-- start EXERCISE INPUTS --
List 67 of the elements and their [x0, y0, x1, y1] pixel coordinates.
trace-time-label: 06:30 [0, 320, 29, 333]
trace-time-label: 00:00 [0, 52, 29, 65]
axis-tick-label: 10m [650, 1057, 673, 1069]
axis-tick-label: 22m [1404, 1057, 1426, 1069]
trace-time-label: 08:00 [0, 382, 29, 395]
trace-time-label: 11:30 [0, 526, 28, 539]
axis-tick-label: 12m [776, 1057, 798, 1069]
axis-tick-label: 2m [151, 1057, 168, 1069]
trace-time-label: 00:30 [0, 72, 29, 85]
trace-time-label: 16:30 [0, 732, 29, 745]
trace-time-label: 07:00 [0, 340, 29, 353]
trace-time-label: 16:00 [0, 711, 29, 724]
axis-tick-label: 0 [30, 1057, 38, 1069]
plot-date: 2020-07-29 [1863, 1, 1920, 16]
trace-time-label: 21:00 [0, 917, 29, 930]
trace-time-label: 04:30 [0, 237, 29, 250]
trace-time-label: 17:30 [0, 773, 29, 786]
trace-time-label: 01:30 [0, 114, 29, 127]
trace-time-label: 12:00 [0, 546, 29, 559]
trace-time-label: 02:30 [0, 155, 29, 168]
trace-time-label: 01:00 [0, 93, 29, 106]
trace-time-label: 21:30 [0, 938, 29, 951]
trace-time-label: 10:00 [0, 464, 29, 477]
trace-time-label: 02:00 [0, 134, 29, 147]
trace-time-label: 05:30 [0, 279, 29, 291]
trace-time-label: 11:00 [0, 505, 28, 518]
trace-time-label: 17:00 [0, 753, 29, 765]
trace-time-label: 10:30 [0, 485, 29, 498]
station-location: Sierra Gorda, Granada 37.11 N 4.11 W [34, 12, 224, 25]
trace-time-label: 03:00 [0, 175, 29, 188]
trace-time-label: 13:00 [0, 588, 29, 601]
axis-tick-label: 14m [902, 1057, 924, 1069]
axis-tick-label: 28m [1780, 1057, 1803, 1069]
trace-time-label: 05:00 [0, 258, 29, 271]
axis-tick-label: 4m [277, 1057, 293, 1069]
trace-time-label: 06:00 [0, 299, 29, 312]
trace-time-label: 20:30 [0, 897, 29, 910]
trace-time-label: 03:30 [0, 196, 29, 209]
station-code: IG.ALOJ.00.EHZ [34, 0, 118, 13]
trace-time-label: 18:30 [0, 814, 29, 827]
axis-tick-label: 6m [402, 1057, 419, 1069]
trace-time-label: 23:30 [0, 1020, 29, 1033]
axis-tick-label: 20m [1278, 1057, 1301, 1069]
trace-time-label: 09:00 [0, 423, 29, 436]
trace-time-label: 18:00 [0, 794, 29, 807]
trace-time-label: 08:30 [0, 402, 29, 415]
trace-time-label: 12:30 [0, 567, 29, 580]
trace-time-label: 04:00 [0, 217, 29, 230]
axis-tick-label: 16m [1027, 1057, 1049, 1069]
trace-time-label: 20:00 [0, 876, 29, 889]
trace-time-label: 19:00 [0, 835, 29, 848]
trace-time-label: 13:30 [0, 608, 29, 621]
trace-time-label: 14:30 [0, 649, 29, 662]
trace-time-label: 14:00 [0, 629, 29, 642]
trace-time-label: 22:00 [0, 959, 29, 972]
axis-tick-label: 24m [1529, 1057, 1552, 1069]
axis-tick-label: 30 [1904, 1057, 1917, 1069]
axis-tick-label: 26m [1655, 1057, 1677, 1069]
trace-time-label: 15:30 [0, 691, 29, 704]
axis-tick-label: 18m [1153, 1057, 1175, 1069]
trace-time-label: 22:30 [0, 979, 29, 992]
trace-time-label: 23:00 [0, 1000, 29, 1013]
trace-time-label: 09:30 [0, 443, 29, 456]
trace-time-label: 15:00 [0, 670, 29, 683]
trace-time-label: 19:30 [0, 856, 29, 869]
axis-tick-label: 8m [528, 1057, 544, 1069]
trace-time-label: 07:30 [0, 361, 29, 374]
-- end EXERCISE INPUTS --
*WHAT TO DO*
Extract each line of the listing above and copy it out unchanged, in the same order.

*TASK OUTPUT*
List 67 of the elements and their [x0, y0, x1, y1] pixel coordinates.
trace-time-label: 06:30 [0, 320, 29, 333]
trace-time-label: 00:00 [0, 52, 29, 65]
axis-tick-label: 10m [650, 1057, 673, 1069]
axis-tick-label: 22m [1404, 1057, 1426, 1069]
trace-time-label: 08:00 [0, 382, 29, 395]
trace-time-label: 11:30 [0, 526, 28, 539]
axis-tick-label: 12m [776, 1057, 798, 1069]
axis-tick-label: 2m [151, 1057, 168, 1069]
trace-time-label: 00:30 [0, 72, 29, 85]
trace-time-label: 16:30 [0, 732, 29, 745]
trace-time-label: 07:00 [0, 340, 29, 353]
trace-time-label: 16:00 [0, 711, 29, 724]
axis-tick-label: 0 [30, 1057, 38, 1069]
plot-date: 2020-07-29 [1863, 1, 1920, 16]
trace-time-label: 21:00 [0, 917, 29, 930]
trace-time-label: 04:30 [0, 237, 29, 250]
trace-time-label: 17:30 [0, 773, 29, 786]
trace-time-label: 01:30 [0, 114, 29, 127]
trace-time-label: 12:00 [0, 546, 29, 559]
trace-time-label: 02:30 [0, 155, 29, 168]
trace-time-label: 01:00 [0, 93, 29, 106]
trace-time-label: 21:30 [0, 938, 29, 951]
trace-time-label: 10:00 [0, 464, 29, 477]
trace-time-label: 02:00 [0, 134, 29, 147]
trace-time-label: 05:30 [0, 279, 29, 291]
trace-time-label: 11:00 [0, 505, 28, 518]
trace-time-label: 17:00 [0, 753, 29, 765]
trace-time-label: 10:30 [0, 485, 29, 498]
station-location: Sierra Gorda, Granada 37.11 N 4.11 W [34, 12, 224, 25]
trace-time-label: 03:00 [0, 175, 29, 188]
trace-time-label: 13:00 [0, 588, 29, 601]
axis-tick-label: 14m [902, 1057, 924, 1069]
axis-tick-label: 28m [1780, 1057, 1803, 1069]
trace-time-label: 05:00 [0, 258, 29, 271]
axis-tick-label: 4m [277, 1057, 293, 1069]
trace-time-label: 06:00 [0, 299, 29, 312]
trace-time-label: 20:30 [0, 897, 29, 910]
trace-time-label: 03:30 [0, 196, 29, 209]
station-code: IG.ALOJ.00.EHZ [34, 0, 118, 13]
trace-time-label: 18:30 [0, 814, 29, 827]
axis-tick-label: 6m [402, 1057, 419, 1069]
trace-time-label: 23:30 [0, 1020, 29, 1033]
axis-tick-label: 20m [1278, 1057, 1301, 1069]
trace-time-label: 09:00 [0, 423, 29, 436]
trace-time-label: 18:00 [0, 794, 29, 807]
trace-time-label: 08:30 [0, 402, 29, 415]
trace-time-label: 12:30 [0, 567, 29, 580]
trace-time-label: 04:00 [0, 217, 29, 230]
axis-tick-label: 16m [1027, 1057, 1049, 1069]
trace-time-label: 20:00 [0, 876, 29, 889]
trace-time-label: 19:00 [0, 835, 29, 848]
trace-time-label: 13:30 [0, 608, 29, 621]
trace-time-label: 14:30 [0, 649, 29, 662]
trace-time-label: 14:00 [0, 629, 29, 642]
trace-time-label: 22:00 [0, 959, 29, 972]
axis-tick-label: 24m [1529, 1057, 1552, 1069]
axis-tick-label: 30 [1904, 1057, 1917, 1069]
axis-tick-label: 26m [1655, 1057, 1677, 1069]
trace-time-label: 15:30 [0, 691, 29, 704]
axis-tick-label: 18m [1153, 1057, 1175, 1069]
trace-time-label: 22:30 [0, 979, 29, 992]
trace-time-label: 23:00 [0, 1000, 29, 1013]
trace-time-label: 09:30 [0, 443, 29, 456]
trace-time-label: 15:00 [0, 670, 29, 683]
trace-time-label: 19:30 [0, 856, 29, 869]
axis-tick-label: 8m [528, 1057, 544, 1069]
trace-time-label: 07:30 [0, 361, 29, 374]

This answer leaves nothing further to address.